● Problem: Return all of the lines below exactly as they are.

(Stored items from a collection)
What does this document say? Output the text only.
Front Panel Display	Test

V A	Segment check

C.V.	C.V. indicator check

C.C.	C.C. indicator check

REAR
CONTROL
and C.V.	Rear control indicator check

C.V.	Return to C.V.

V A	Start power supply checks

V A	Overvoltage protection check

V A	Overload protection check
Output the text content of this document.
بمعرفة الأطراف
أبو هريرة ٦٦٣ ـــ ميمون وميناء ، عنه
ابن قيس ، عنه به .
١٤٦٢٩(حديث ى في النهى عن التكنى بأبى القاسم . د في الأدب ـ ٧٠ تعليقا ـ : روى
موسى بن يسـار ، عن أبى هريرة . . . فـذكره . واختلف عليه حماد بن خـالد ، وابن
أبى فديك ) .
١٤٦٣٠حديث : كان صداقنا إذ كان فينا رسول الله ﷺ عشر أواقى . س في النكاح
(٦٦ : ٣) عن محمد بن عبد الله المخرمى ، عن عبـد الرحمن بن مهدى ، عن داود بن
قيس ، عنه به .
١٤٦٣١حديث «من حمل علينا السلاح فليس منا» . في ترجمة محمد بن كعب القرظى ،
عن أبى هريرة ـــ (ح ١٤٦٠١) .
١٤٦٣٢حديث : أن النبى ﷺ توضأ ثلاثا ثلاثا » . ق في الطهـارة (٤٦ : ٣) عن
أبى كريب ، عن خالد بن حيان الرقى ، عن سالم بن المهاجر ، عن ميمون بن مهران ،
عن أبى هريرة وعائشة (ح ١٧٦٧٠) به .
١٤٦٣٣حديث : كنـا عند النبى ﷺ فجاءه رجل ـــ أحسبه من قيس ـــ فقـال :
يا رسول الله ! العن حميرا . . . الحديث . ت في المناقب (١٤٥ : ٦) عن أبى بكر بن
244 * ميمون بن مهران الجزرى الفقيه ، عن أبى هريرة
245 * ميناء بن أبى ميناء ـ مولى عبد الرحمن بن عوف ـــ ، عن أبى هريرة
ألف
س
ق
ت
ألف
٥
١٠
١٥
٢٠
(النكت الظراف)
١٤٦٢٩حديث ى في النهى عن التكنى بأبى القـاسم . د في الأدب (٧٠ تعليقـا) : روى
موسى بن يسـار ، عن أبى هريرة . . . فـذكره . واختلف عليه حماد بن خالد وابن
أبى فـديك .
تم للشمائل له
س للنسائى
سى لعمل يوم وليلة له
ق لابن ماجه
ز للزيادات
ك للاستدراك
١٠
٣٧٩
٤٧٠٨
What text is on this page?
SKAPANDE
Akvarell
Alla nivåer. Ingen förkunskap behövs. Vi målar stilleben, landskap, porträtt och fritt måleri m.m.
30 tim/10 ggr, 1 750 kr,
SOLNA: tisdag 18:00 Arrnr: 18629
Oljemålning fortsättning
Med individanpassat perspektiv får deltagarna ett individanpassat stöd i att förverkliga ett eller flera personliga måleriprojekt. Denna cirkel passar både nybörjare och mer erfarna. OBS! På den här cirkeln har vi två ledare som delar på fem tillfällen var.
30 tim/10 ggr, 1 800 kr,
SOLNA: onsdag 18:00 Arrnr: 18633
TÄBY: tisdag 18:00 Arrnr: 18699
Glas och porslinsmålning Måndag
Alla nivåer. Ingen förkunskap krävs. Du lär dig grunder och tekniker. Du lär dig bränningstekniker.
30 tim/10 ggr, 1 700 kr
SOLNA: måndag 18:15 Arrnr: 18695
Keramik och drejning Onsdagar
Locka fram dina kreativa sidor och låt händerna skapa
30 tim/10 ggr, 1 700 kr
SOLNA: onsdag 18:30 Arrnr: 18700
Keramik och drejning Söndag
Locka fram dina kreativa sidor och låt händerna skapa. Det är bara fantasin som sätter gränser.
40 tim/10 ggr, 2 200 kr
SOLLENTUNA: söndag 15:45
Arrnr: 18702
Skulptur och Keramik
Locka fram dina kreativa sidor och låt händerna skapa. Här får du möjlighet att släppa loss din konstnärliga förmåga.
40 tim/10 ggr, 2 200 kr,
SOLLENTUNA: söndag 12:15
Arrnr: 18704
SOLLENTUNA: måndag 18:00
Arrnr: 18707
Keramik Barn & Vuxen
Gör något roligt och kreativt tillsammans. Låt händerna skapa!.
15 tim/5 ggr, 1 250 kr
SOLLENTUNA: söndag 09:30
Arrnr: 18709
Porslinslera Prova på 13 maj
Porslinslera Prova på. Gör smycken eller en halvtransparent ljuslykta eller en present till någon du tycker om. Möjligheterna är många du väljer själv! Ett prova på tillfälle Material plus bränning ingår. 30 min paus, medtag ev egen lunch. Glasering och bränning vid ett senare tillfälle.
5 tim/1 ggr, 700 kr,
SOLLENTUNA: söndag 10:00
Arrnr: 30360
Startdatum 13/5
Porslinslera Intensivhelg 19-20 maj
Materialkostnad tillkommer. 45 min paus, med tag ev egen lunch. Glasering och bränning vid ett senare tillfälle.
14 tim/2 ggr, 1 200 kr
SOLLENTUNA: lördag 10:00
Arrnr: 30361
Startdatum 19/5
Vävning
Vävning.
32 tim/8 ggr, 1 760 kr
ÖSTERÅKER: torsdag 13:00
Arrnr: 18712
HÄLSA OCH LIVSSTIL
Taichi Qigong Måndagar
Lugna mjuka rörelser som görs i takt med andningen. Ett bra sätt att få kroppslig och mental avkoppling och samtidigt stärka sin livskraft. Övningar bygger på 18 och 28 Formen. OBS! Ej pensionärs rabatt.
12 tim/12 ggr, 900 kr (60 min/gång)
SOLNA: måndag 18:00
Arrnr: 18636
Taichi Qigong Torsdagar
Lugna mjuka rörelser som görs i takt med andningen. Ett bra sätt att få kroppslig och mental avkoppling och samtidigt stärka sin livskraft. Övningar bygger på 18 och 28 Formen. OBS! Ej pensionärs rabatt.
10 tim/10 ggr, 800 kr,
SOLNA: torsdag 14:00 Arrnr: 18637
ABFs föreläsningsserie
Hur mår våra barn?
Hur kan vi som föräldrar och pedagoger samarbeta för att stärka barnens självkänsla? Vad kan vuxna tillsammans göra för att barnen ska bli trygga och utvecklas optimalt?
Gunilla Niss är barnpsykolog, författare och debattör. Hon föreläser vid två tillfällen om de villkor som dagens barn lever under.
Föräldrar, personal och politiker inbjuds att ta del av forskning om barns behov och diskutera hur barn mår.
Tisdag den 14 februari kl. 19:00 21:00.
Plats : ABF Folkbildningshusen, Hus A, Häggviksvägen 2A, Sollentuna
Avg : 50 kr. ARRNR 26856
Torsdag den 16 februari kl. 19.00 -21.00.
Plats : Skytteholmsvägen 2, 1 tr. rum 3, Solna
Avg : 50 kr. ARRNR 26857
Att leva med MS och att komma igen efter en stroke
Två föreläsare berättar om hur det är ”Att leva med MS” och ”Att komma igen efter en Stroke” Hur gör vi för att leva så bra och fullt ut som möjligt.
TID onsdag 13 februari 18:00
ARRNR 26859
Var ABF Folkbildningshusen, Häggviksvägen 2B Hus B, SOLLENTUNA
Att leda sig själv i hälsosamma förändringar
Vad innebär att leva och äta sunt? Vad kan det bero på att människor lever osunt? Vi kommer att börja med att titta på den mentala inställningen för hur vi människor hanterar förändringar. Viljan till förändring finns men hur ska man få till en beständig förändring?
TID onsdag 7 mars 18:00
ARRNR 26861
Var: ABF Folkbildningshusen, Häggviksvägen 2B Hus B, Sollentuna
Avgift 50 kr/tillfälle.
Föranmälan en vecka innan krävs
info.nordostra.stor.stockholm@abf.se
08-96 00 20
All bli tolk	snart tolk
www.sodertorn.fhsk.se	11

● Final result:
What does this document say? Output the text only.
Front Panel Display	Test

V A	Segment check

C.V.	C.V. indicator check

C.C.	C.C. indicator check

REAR
CONTROL
and C.V.	Rear control indicator check

C.V.	Return to C.V.

V A	Start power supply checks

V A	Overvoltage protection check

V A	Overload protection check
Output the text content of this document.
بمعرفة الأطراف
أبو هريرة ٦٦٣ ـــ ميمون وميناء ، عنه
ابن قيس ، عنه به .
١٤٦٢٩(حديث ى في النهى عن التكنى بأبى القاسم . د في الأدب ـ ٧٠ تعليقا ـ : روى
موسى بن يسـار ، عن أبى هريرة . . . فـذكره . واختلف عليه حماد بن خـالد ، وابن
أبى فديك ) .
١٤٦٣٠حديث : كان صداقنا إذ كان فينا رسول الله ﷺ عشر أواقى . س في النكاح
(٦٦ : ٣) عن محمد بن عبد الله المخرمى ، عن عبـد الرحمن بن مهدى ، عن داود بن
قيس ، عنه به .
١٤٦٣١حديث «من حمل علينا السلاح فليس منا» . في ترجمة محمد بن كعب القرظى ،
عن أبى هريرة ـــ (ح ١٤٦٠١) .
١٤٦٣٢حديث : أن النبى ﷺ توضأ ثلاثا ثلاثا » . ق في الطهـارة (٤٦ : ٣) عن
أبى كريب ، عن خالد بن حيان الرقى ، عن سالم بن المهاجر ، عن ميمون بن مهران ،
عن أبى هريرة وعائشة (ح ١٧٦٧٠) به .
١٤٦٣٣حديث : كنـا عند النبى ﷺ فجاءه رجل ـــ أحسبه من قيس ـــ فقـال :
يا رسول الله ! العن حميرا . . . الحديث . ت في المناقب (١٤٥ : ٦) عن أبى بكر بن
244 * ميمون بن مهران الجزرى الفقيه ، عن أبى هريرة
245 * ميناء بن أبى ميناء ـ مولى عبد الرحمن بن عوف ـــ ، عن أبى هريرة
ألف
س
ق
ت
ألف
٥
١٠
١٥
٢٠
(النكت الظراف)
١٤٦٢٩حديث ى في النهى عن التكنى بأبى القـاسم . د في الأدب (٧٠ تعليقـا) : روى
موسى بن يسـار ، عن أبى هريرة . . . فـذكره . واختلف عليه حماد بن خالد وابن
أبى فـديك .
تم للشمائل له
س للنسائى
سى لعمل يوم وليلة له
ق لابن ماجه
ز للزيادات
ك للاستدراك
١٠
٣٧٩
٤٧٠٨
What text is on this page?
SKAPANDE
Akvarell
Alla nivåer. Ingen förkunskap behövs. Vi målar stilleben, landskap, porträtt och fritt måleri m.m.
30 tim/10 ggr, 1 750 kr,
SOLNA: tisdag 18:00 Arrnr: 18629
Oljemålning fortsättning
Med individanpassat perspektiv får deltagarna ett individanpassat stöd i att förverkliga ett eller flera personliga måleriprojekt. Denna cirkel passar både nybörjare och mer erfarna. OBS! På den här cirkeln har vi två ledare som delar på fem tillfällen var.
30 tim/10 ggr, 1 800 kr,
SOLNA: onsdag 18:00 Arrnr: 18633
TÄBY: tisdag 18:00 Arrnr: 18699
Glas och porslinsmålning Måndag
Alla nivåer. Ingen förkunskap krävs. Du lär dig grunder och tekniker. Du lär dig bränningstekniker.
30 tim/10 ggr, 1 700 kr
SOLNA: måndag 18:15 Arrnr: 18695
Keramik och drejning Onsdagar
Locka fram dina kreativa sidor och låt händerna skapa
30 tim/10 ggr, 1 700 kr
SOLNA: onsdag 18:30 Arrnr: 18700
Keramik och drejning Söndag
Locka fram dina kreativa sidor och låt händerna skapa. Det är bara fantasin som sätter gränser.
40 tim/10 ggr, 2 200 kr
SOLLENTUNA: söndag 15:45
Arrnr: 18702
Skulptur och Keramik
Locka fram dina kreativa sidor och låt händerna skapa. Här får du möjlighet att släppa loss din konstnärliga förmåga.
40 tim/10 ggr, 2 200 kr,
SOLLENTUNA: söndag 12:15
Arrnr: 18704
SOLLENTUNA: måndag 18:00
Arrnr: 18707
Keramik Barn & Vuxen
Gör något roligt och kreativt tillsammans. Låt händerna skapa!.
15 tim/5 ggr, 1 250 kr
SOLLENTUNA: söndag 09:30
Arrnr: 18709
Porslinslera Prova på 13 maj
Porslinslera Prova på. Gör smycken eller en halvtransparent ljuslykta eller en present till någon du tycker om. Möjligheterna är många du väljer själv! Ett prova på tillfälle Material plus bränning ingår. 30 min paus, medtag ev egen lunch. Glasering och bränning vid ett senare tillfälle.
5 tim/1 ggr, 700 kr,
SOLLENTUNA: söndag 10:00
Arrnr: 30360
Startdatum 13/5
Porslinslera Intensivhelg 19-20 maj
Materialkostnad tillkommer. 45 min paus, med tag ev egen lunch. Glasering och bränning vid ett senare tillfälle.
14 tim/2 ggr, 1 200 kr
SOLLENTUNA: lördag 10:00
Arrnr: 30361
Startdatum 19/5
Vävning
Vävning.
32 tim/8 ggr, 1 760 kr
ÖSTERÅKER: torsdag 13:00
Arrnr: 18712
HÄLSA OCH LIVSSTIL
Taichi Qigong Måndagar
Lugna mjuka rörelser som görs i takt med andningen. Ett bra sätt att få kroppslig och mental avkoppling och samtidigt stärka sin livskraft. Övningar bygger på 18 och 28 Formen. OBS! Ej pensionärs rabatt.
12 tim/12 ggr, 900 kr (60 min/gång)
SOLNA: måndag 18:00
Arrnr: 18636
Taichi Qigong Torsdagar
Lugna mjuka rörelser som görs i takt med andningen. Ett bra sätt att få kroppslig och mental avkoppling och samtidigt stärka sin livskraft. Övningar bygger på 18 och 28 Formen. OBS! Ej pensionärs rabatt.
10 tim/10 ggr, 800 kr,
SOLNA: torsdag 14:00 Arrnr: 18637
ABFs föreläsningsserie
Hur mår våra barn?
Hur kan vi som föräldrar och pedagoger samarbeta för att stärka barnens självkänsla? Vad kan vuxna tillsammans göra för att barnen ska bli trygga och utvecklas optimalt?
Gunilla Niss är barnpsykolog, författare och debattör. Hon föreläser vid två tillfällen om de villkor som dagens barn lever under.
Föräldrar, personal och politiker inbjuds att ta del av forskning om barns behov och diskutera hur barn mår.
Tisdag den 14 februari kl. 19:00 21:00.
Plats : ABF Folkbildningshusen, Hus A, Häggviksvägen 2A, Sollentuna
Avg : 50 kr. ARRNR 26856
Torsdag den 16 februari kl. 19.00 -21.00.
Plats : Skytteholmsvägen 2, 1 tr. rum 3, Solna
Avg : 50 kr. ARRNR 26857
Att leva med MS och att komma igen efter en stroke
Två föreläsare berättar om hur det är ”Att leva med MS” och ”Att komma igen efter en Stroke” Hur gör vi för att leva så bra och fullt ut som möjligt.
TID onsdag 13 februari 18:00
ARRNR 26859
Var ABF Folkbildningshusen, Häggviksvägen 2B Hus B, SOLLENTUNA
Att leda sig själv i hälsosamma förändringar
Vad innebär att leva och äta sunt? Vad kan det bero på att människor lever osunt? Vi kommer att börja med att titta på den mentala inställningen för hur vi människor hanterar förändringar. Viljan till förändring finns men hur ska man få till en beständig förändring?
TID onsdag 7 mars 18:00
ARRNR 26861
Var: ABF Folkbildningshusen, Häggviksvägen 2B Hus B, Sollentuna
Avgift 50 kr/tillfälle.
Föranmälan en vecka innan krävs
info.nordostra.stor.stockholm@abf.se
08-96 00 20
All bli tolk	snart tolk
www.sodertorn.fhsk.se	11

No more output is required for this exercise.